Work required –
For each line below that includes the word "nRate", make a copy.

----

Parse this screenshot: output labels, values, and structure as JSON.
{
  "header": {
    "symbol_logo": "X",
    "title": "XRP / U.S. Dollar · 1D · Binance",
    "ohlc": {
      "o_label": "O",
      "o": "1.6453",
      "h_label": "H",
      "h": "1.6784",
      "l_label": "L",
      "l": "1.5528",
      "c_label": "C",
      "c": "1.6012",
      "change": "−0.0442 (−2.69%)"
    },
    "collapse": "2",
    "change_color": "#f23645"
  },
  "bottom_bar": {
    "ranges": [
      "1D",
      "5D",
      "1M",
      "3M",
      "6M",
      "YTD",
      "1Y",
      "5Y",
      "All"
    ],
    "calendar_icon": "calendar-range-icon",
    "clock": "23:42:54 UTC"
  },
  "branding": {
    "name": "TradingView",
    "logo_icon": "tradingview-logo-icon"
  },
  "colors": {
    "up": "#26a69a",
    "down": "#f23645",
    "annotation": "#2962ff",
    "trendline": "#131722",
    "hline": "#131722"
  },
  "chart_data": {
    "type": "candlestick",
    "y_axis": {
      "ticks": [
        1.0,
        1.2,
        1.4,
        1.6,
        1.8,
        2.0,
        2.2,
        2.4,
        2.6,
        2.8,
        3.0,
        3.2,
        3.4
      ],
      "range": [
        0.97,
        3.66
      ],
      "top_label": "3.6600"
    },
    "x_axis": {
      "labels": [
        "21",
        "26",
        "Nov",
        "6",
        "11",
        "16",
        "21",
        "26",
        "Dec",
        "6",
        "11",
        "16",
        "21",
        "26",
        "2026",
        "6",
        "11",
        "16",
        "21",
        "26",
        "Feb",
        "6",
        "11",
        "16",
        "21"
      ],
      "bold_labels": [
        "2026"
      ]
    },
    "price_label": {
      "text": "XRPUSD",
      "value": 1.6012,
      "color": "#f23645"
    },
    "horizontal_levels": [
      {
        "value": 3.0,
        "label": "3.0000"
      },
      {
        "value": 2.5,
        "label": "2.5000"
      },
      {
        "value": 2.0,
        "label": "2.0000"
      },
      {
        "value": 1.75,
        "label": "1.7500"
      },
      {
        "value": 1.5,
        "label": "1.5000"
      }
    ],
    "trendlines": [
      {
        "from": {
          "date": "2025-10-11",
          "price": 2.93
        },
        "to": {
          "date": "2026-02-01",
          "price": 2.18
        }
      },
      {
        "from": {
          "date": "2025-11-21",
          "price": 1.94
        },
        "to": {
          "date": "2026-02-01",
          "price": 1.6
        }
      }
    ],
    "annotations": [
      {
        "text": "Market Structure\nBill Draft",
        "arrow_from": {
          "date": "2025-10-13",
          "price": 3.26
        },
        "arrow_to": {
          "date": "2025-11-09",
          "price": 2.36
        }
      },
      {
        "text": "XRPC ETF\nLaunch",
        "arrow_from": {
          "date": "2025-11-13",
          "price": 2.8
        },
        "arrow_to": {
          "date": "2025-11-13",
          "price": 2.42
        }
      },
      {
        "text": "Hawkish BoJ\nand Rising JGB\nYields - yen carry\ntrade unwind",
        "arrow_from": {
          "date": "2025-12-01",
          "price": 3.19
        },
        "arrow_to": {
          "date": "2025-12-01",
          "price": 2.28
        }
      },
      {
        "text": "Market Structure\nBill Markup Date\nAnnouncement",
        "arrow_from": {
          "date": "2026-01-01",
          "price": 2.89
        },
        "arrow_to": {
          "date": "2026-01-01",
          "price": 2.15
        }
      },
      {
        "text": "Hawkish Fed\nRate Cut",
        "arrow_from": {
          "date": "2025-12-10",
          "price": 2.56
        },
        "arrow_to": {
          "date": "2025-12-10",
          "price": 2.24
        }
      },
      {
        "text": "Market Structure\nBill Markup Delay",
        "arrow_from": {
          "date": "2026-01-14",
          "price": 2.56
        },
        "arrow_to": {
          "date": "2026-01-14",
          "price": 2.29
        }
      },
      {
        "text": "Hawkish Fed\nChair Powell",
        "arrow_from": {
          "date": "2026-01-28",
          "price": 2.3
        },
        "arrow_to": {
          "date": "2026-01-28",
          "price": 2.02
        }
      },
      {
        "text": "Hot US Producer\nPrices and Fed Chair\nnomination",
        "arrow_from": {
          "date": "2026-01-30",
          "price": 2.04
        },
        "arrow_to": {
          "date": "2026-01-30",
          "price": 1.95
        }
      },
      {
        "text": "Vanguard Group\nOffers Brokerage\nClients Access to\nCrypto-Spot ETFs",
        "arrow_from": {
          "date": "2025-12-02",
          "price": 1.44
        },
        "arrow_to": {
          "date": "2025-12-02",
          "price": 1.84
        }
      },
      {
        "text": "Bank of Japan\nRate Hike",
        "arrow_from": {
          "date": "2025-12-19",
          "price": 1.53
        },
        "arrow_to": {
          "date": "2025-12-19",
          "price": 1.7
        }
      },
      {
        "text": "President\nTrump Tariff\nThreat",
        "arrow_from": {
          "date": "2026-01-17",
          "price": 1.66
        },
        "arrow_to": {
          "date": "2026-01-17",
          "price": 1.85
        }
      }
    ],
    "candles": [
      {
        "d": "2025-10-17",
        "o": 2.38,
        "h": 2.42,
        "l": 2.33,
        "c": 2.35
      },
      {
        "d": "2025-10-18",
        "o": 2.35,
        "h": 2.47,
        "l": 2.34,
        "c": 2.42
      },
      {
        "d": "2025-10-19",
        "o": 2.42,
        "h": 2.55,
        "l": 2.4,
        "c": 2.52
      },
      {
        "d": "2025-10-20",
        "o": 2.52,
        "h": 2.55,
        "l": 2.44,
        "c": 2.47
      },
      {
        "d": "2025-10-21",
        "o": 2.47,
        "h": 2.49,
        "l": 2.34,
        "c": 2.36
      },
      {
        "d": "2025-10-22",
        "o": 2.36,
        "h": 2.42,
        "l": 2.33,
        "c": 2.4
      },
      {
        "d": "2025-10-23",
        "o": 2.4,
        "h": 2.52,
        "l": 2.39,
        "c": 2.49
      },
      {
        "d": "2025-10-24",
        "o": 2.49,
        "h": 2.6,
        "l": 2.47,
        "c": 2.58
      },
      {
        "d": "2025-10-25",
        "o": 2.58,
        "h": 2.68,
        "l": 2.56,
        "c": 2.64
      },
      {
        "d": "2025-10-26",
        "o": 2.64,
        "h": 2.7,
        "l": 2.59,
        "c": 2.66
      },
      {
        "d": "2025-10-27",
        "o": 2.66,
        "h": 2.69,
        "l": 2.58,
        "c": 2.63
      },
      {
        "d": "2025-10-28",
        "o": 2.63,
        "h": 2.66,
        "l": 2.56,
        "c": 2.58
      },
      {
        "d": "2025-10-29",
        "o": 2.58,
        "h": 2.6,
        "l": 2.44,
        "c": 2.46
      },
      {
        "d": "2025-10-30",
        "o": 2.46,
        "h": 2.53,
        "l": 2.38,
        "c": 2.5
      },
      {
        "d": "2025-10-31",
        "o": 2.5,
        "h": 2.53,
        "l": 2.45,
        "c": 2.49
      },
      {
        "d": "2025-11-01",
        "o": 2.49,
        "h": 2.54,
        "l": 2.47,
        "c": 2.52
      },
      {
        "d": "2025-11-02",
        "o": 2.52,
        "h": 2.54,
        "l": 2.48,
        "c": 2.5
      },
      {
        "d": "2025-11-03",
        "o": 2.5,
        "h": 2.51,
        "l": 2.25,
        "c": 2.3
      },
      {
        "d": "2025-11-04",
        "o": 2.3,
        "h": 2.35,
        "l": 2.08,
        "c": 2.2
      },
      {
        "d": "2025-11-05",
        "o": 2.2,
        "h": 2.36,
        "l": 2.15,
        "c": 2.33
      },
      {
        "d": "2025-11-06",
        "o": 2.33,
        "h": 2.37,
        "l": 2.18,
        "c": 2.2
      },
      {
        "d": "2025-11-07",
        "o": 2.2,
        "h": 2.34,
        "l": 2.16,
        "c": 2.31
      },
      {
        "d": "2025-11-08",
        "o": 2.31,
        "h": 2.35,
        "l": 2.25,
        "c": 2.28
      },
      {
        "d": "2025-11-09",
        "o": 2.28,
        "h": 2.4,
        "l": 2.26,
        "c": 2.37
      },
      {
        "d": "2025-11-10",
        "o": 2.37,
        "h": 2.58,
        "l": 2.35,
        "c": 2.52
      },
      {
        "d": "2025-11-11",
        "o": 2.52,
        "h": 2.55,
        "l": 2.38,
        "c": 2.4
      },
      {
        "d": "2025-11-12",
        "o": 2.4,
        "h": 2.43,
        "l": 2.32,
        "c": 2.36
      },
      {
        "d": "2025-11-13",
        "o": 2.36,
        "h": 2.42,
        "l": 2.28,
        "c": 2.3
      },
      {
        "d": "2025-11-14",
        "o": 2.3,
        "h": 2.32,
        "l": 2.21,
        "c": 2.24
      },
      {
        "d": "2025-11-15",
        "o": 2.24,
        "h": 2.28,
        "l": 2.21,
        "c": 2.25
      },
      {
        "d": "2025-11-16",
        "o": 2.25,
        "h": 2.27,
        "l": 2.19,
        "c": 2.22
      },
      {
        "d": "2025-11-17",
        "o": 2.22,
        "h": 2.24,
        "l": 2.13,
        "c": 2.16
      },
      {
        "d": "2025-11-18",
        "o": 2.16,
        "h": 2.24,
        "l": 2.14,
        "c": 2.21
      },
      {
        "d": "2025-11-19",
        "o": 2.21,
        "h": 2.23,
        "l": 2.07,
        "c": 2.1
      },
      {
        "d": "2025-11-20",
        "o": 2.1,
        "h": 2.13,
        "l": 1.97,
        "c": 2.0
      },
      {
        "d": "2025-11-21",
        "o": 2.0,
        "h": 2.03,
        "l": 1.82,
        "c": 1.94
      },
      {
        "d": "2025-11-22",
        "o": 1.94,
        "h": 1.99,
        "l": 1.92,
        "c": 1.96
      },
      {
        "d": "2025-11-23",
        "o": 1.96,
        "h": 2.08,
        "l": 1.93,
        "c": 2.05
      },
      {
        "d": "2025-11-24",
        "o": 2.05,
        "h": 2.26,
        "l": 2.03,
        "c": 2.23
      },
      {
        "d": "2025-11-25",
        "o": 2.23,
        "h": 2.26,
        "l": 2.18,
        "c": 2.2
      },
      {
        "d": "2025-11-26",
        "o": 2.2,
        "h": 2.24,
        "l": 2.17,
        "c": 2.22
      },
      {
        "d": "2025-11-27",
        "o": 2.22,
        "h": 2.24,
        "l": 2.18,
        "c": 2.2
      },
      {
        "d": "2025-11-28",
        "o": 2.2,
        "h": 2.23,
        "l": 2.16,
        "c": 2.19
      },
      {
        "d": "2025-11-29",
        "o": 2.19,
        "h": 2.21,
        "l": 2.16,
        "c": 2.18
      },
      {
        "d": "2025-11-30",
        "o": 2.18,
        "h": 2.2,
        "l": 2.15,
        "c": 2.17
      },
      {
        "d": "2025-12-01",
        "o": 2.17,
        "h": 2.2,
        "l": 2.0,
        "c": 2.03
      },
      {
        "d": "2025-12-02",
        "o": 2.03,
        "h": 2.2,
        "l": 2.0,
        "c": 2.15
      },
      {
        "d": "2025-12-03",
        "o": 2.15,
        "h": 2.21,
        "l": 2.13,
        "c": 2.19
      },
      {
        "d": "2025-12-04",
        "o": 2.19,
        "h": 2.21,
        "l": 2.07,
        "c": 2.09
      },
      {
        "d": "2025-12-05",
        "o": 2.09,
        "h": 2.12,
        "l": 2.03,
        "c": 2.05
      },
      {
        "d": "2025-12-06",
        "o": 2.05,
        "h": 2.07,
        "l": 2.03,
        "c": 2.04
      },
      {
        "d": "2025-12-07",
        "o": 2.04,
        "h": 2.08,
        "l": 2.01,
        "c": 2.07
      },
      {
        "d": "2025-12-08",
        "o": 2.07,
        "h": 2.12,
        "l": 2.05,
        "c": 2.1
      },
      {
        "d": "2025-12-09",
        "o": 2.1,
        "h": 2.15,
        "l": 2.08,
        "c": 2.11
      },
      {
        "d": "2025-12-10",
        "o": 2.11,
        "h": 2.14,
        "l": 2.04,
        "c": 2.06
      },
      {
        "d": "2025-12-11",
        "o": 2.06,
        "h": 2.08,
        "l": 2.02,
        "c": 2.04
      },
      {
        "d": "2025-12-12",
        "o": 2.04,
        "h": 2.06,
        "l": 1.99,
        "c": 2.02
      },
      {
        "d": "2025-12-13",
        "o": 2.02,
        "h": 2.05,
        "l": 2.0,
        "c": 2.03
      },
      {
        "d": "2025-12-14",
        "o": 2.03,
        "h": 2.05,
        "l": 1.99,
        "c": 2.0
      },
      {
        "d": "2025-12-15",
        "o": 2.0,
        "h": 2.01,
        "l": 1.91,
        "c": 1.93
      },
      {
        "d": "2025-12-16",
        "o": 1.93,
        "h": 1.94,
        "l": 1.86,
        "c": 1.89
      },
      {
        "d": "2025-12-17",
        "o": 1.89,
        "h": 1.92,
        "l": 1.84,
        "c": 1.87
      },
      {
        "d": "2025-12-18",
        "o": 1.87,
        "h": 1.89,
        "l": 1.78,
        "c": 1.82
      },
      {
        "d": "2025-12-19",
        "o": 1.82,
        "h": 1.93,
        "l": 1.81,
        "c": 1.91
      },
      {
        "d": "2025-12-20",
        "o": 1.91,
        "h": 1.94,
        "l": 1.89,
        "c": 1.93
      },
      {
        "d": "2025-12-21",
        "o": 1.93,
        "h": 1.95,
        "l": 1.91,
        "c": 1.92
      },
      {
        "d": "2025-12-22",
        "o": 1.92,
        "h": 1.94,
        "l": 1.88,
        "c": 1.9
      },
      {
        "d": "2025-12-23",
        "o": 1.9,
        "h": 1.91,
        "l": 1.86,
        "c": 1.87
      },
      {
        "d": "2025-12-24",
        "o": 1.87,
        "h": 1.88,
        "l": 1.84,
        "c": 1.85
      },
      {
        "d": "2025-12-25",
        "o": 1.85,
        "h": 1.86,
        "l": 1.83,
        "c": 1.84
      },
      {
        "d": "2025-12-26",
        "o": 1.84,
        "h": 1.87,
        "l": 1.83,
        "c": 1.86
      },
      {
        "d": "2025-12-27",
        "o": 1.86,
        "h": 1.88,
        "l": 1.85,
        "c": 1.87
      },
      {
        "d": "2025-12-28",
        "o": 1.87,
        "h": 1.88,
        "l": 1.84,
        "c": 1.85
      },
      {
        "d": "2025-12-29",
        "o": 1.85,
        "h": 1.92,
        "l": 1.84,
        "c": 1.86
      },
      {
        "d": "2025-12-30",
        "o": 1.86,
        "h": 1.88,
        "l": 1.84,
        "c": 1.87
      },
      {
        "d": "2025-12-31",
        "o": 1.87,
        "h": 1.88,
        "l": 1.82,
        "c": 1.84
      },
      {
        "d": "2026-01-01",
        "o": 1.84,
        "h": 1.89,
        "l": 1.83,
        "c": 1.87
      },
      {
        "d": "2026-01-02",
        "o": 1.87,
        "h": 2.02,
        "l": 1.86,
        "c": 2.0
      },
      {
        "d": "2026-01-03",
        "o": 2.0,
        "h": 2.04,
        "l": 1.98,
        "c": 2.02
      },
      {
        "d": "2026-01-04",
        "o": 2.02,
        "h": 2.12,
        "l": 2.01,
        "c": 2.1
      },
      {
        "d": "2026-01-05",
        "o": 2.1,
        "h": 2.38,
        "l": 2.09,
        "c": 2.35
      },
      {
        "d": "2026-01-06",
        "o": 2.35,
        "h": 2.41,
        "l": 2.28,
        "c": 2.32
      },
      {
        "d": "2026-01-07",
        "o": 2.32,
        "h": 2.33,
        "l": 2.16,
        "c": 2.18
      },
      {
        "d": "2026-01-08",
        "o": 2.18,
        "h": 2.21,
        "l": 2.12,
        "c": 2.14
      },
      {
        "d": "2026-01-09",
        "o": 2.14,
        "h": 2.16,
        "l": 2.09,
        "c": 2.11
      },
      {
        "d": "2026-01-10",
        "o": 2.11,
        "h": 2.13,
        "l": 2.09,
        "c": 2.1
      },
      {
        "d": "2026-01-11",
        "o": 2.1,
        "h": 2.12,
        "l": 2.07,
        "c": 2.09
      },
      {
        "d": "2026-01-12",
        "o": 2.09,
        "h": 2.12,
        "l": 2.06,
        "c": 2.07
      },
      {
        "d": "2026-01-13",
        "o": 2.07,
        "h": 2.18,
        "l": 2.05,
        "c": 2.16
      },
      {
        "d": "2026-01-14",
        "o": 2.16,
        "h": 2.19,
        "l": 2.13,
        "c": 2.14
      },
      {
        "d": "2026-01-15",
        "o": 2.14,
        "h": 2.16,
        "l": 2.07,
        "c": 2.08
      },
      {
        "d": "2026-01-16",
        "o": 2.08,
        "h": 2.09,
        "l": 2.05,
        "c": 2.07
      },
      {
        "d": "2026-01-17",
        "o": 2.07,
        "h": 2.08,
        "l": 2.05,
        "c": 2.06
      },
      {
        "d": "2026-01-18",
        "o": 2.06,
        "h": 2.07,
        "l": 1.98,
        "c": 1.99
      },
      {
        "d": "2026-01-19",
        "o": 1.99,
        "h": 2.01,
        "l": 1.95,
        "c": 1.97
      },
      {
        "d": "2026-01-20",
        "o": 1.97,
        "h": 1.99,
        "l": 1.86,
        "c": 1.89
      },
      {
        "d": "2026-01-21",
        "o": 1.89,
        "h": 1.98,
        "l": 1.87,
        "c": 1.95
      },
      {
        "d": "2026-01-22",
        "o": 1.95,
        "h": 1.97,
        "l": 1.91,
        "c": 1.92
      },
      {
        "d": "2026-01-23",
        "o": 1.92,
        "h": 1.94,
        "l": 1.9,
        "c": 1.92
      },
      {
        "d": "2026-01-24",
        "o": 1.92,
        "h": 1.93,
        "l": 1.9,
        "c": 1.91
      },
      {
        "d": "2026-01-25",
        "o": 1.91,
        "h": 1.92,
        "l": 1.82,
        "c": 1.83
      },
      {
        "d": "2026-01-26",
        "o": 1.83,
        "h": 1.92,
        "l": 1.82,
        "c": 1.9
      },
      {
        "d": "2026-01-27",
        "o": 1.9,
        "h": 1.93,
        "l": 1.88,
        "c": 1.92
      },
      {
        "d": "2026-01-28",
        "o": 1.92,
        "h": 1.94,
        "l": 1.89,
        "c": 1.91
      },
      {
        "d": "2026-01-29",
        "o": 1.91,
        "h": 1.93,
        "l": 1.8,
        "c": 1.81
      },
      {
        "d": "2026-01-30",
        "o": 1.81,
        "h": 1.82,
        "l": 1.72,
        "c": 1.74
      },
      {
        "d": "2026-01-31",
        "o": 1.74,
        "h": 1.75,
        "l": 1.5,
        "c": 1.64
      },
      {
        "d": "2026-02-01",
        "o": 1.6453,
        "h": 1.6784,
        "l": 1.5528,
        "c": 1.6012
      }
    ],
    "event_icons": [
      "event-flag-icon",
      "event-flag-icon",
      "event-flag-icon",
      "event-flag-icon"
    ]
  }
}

----

Task response –
        "text": "Hawkish Fed\nRate Cut",
        "text": "Bank of Japan\nRate Hike",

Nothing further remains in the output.